● **Data entries**
+---+
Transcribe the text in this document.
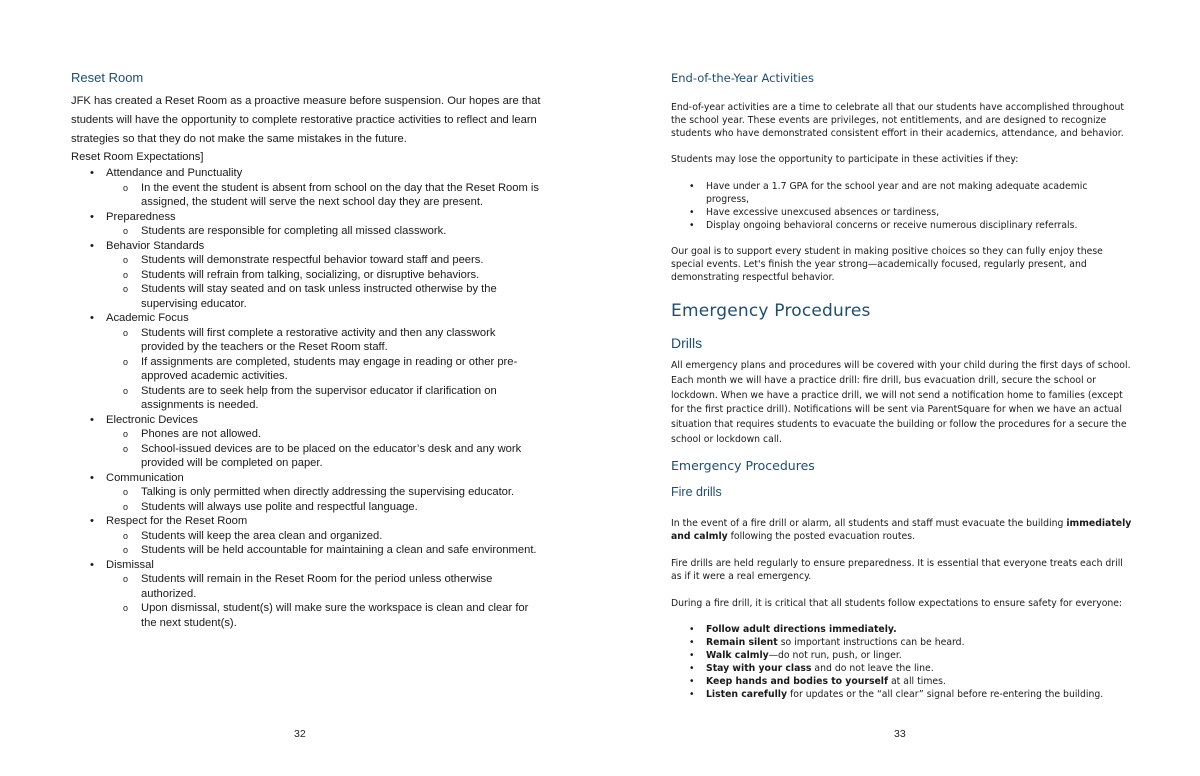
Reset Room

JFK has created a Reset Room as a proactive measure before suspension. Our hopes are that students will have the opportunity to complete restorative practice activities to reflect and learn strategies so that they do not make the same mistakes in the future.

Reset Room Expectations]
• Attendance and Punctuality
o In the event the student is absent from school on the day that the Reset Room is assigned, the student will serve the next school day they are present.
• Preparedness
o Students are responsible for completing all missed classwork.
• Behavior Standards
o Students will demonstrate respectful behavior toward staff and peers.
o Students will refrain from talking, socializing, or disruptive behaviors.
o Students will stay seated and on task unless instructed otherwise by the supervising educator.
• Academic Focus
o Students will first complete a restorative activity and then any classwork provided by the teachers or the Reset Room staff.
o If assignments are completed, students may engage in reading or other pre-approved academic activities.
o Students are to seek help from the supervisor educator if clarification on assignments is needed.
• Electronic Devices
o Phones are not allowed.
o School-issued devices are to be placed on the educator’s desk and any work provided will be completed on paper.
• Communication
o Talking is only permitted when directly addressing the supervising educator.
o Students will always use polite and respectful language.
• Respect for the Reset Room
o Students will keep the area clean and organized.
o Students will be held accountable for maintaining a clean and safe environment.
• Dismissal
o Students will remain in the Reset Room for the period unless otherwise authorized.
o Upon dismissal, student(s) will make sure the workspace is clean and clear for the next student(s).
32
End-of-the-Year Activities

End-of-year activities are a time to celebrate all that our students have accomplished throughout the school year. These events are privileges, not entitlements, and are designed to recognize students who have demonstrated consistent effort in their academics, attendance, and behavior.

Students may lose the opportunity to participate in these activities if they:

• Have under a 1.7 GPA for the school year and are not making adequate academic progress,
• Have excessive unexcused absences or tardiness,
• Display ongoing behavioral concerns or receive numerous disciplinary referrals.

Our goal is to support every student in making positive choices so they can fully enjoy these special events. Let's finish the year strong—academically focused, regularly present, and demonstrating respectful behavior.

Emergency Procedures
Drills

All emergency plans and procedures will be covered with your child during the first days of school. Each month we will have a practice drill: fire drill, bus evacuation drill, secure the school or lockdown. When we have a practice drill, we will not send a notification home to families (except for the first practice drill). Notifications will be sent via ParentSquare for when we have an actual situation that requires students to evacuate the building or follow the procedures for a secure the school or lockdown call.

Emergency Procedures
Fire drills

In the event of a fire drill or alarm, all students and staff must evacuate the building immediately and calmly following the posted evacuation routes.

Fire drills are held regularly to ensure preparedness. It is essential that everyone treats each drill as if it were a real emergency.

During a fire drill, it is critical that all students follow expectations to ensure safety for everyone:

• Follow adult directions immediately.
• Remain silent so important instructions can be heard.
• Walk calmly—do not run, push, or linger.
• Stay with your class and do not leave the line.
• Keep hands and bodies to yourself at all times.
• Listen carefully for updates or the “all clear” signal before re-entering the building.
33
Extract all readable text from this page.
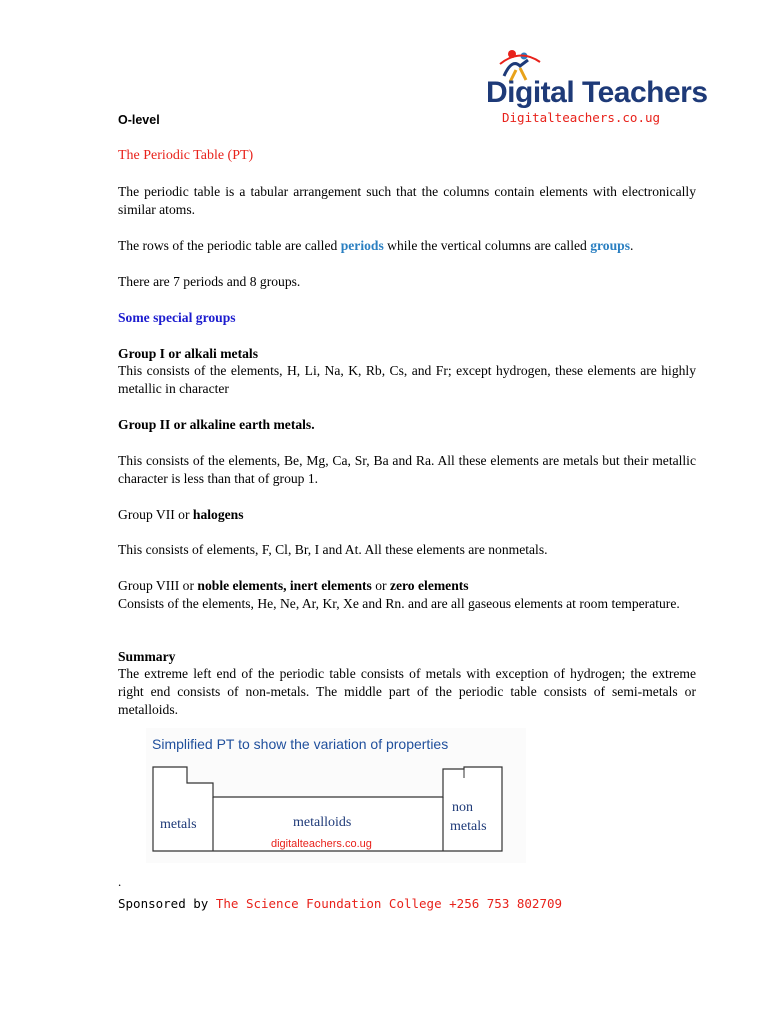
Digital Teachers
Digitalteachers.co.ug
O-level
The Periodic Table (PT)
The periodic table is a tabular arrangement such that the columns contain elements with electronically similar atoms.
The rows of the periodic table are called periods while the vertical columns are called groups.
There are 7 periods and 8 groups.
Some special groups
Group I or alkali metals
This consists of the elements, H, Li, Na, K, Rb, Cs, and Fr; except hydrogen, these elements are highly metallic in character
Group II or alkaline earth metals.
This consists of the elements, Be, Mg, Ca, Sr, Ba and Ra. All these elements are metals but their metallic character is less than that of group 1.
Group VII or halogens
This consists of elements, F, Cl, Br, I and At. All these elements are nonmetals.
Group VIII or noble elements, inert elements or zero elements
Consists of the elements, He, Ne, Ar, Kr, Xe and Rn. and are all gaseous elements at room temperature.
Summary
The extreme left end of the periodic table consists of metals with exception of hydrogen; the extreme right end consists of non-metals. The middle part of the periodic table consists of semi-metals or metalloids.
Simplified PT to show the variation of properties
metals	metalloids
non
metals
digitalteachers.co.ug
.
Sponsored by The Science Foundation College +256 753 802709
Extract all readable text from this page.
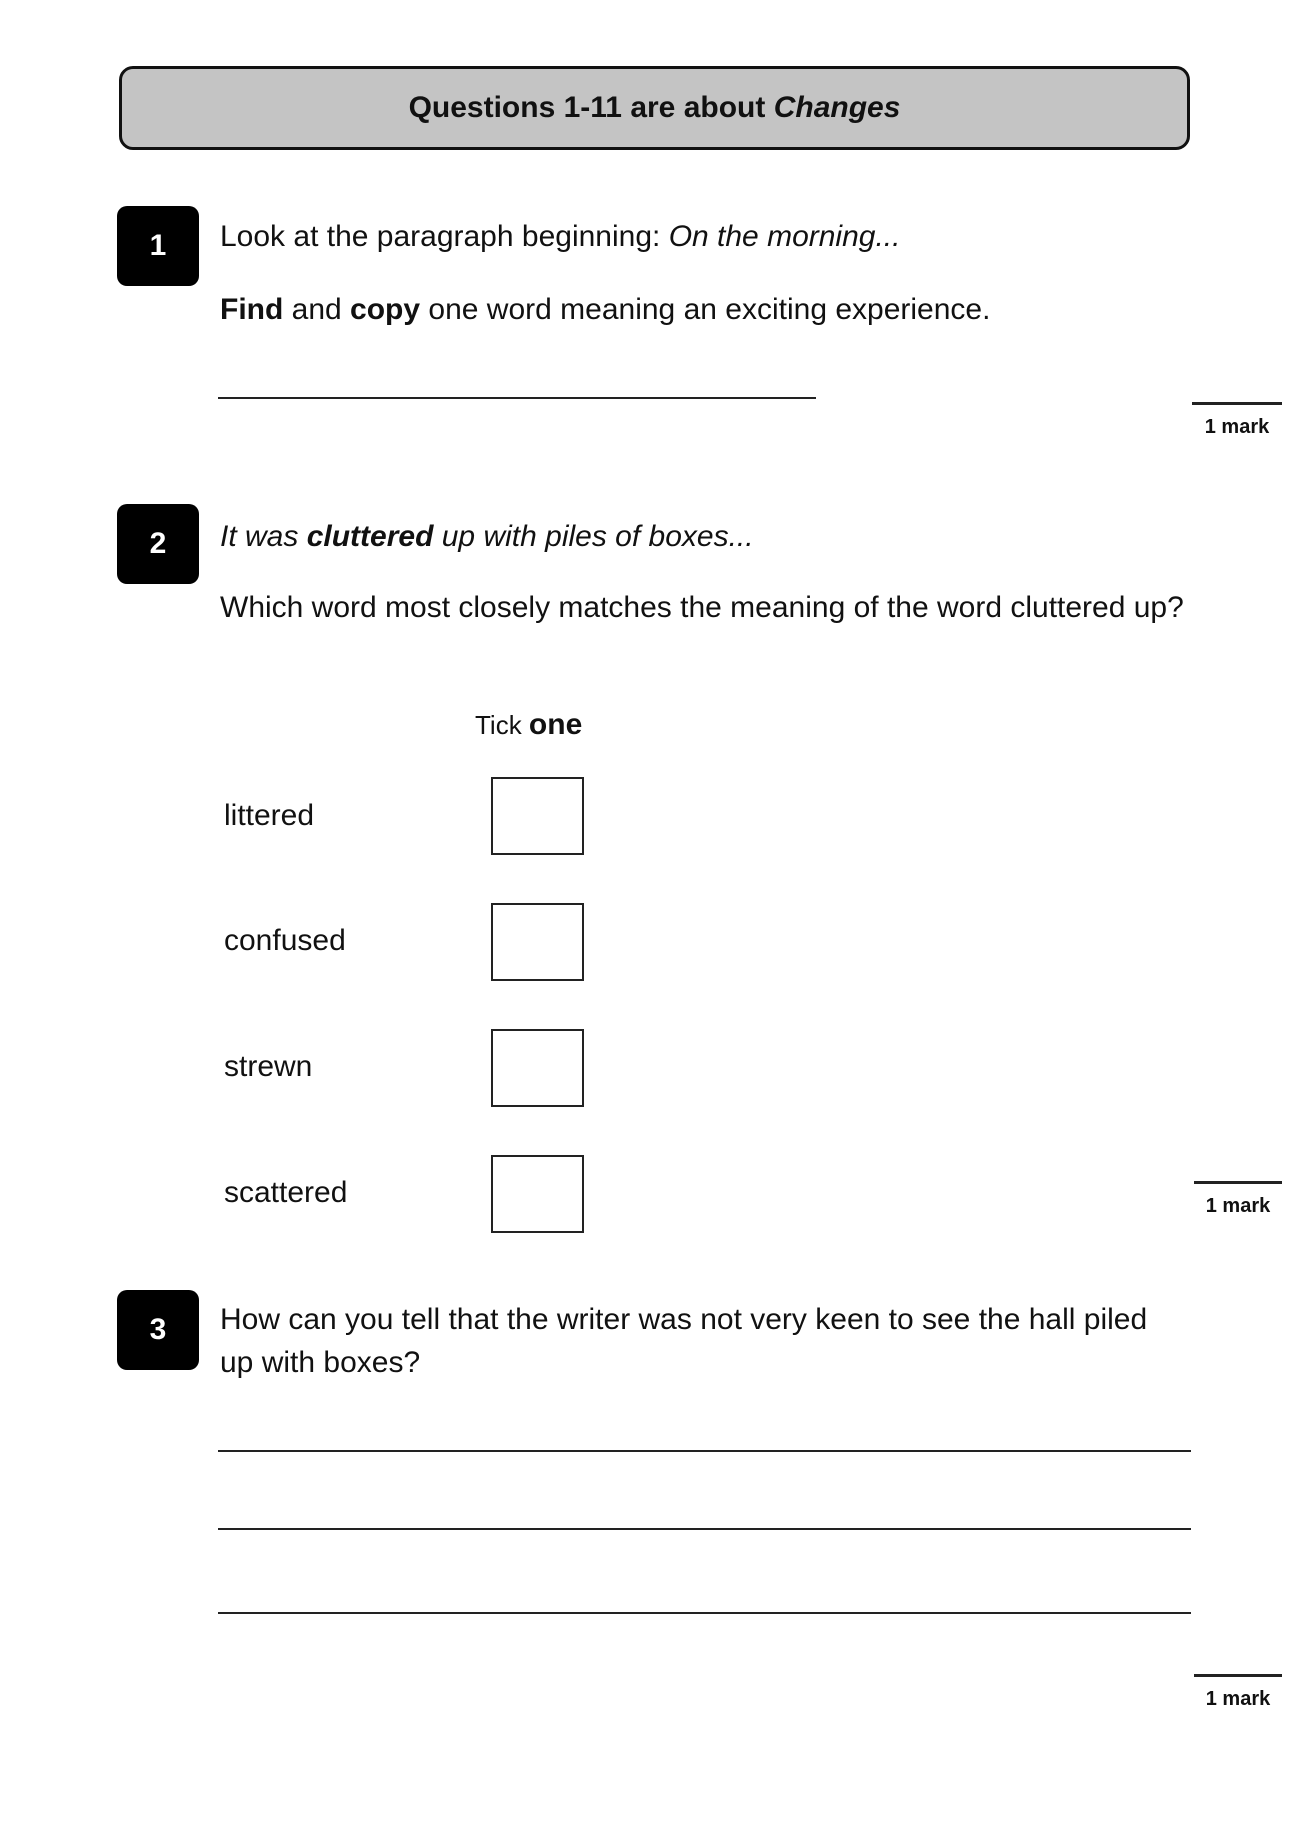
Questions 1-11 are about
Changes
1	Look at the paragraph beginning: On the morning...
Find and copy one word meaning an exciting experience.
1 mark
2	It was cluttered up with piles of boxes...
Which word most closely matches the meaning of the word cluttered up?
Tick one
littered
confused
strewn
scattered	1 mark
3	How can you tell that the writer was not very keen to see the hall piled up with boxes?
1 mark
+---+
● **YOUR INSTRUCTIONS**
Transcribe all the records above word for word, without their images.

● **WRITTEN ANSWER**
Transcribe the text in this document.
Reset Room

JFK has created a Reset Room as a proactive measure before suspension. Our hopes are that students will have the opportunity to complete restorative practice activities to reflect and learn strategies so that they do not make the same mistakes in the future.

Reset Room Expectations]
• Attendance and Punctuality
o In the event the student is absent from school on the day that the Reset Room is assigned, the student will serve the next school day they are present.
• Preparedness
o Students are responsible for completing all missed classwork.
• Behavior Standards
o Students will demonstrate respectful behavior toward staff and peers.
o Students will refrain from talking, socializing, or disruptive behaviors.
o Students will stay seated and on task unless instructed otherwise by the supervising educator.
• Academic Focus
o Students will first complete a restorative activity and then any classwork provided by the teachers or the Reset Room staff.
o If assignments are completed, students may engage in reading or other pre-approved academic activities.
o Students are to seek help from the supervisor educator if clarification on assignments is needed.
• Electronic Devices
o Phones are not allowed.
o School-issued devices are to be placed on the educator’s desk and any work provided will be completed on paper.
• Communication
o Talking is only permitted when directly addressing the supervising educator.
o Students will always use polite and respectful language.
• Respect for the Reset Room
o Students will keep the area clean and organized.
o Students will be held accountable for maintaining a clean and safe environment.
• Dismissal
o Students will remain in the Reset Room for the period unless otherwise authorized.
o Upon dismissal, student(s) will make sure the workspace is clean and clear for the next student(s).
32
End-of-the-Year Activities

End-of-year activities are a time to celebrate all that our students have accomplished throughout the school year. These events are privileges, not entitlements, and are designed to recognize students who have demonstrated consistent effort in their academics, attendance, and behavior.

Students may lose the opportunity to participate in these activities if they:

• Have under a 1.7 GPA for the school year and are not making adequate academic progress,
• Have excessive unexcused absences or tardiness,
• Display ongoing behavioral concerns or receive numerous disciplinary referrals.

Our goal is to support every student in making positive choices so they can fully enjoy these special events. Let's finish the year strong—academically focused, regularly present, and demonstrating respectful behavior.

Emergency Procedures
Drills

All emergency plans and procedures will be covered with your child during the first days of school. Each month we will have a practice drill: fire drill, bus evacuation drill, secure the school or lockdown. When we have a practice drill, we will not send a notification home to families (except for the first practice drill). Notifications will be sent via ParentSquare for when we have an actual situation that requires students to evacuate the building or follow the procedures for a secure the school or lockdown call.

Emergency Procedures
Fire drills

In the event of a fire drill or alarm, all students and staff must evacuate the building immediately and calmly following the posted evacuation routes.

Fire drills are held regularly to ensure preparedness. It is essential that everyone treats each drill as if it were a real emergency.

During a fire drill, it is critical that all students follow expectations to ensure safety for everyone:

• Follow adult directions immediately.
• Remain silent so important instructions can be heard.
• Walk calmly—do not run, push, or linger.
• Stay with your class and do not leave the line.
• Keep hands and bodies to yourself at all times.
• Listen carefully for updates or the “all clear” signal before re-entering the building.
33
Extract all readable text from this page.
Digital Teachers
Digitalteachers.co.ug
O-level
The Periodic Table (PT)
The periodic table is a tabular arrangement such that the columns contain elements with electronically similar atoms.
The rows of the periodic table are called periods while the vertical columns are called groups.
There are 7 periods and 8 groups.
Some special groups
Group I or alkali metals
This consists of the elements, H, Li, Na, K, Rb, Cs, and Fr; except hydrogen, these elements are highly metallic in character
Group II or alkaline earth metals.
This consists of the elements, Be, Mg, Ca, Sr, Ba and Ra. All these elements are metals but their metallic character is less than that of group 1.
Group VII or halogens
This consists of elements, F, Cl, Br, I and At. All these elements are nonmetals.
Group VIII or noble elements, inert elements or zero elements
Consists of the elements, He, Ne, Ar, Kr, Xe and Rn. and are all gaseous elements at room temperature.
Summary
The extreme left end of the periodic table consists of metals with exception of hydrogen; the extreme right end consists of non-metals. The middle part of the periodic table consists of semi-metals or metalloids.
Simplified PT to show the variation of properties
metals	metalloids
non
metals
digitalteachers.co.ug
.
Sponsored by The Science Foundation College +256 753 802709
Extract all readable text from this page.
Questions 1-11 are about
Changes
1	Look at the paragraph beginning: On the morning...
Find and copy one word meaning an exciting experience.
1 mark
2	It was cluttered up with piles of boxes...
Which word most closely matches the meaning of the word cluttered up?
Tick one
littered
confused
strewn
scattered	1 mark
3	How can you tell that the writer was not very keen to see the hall piled up with boxes?
1 mark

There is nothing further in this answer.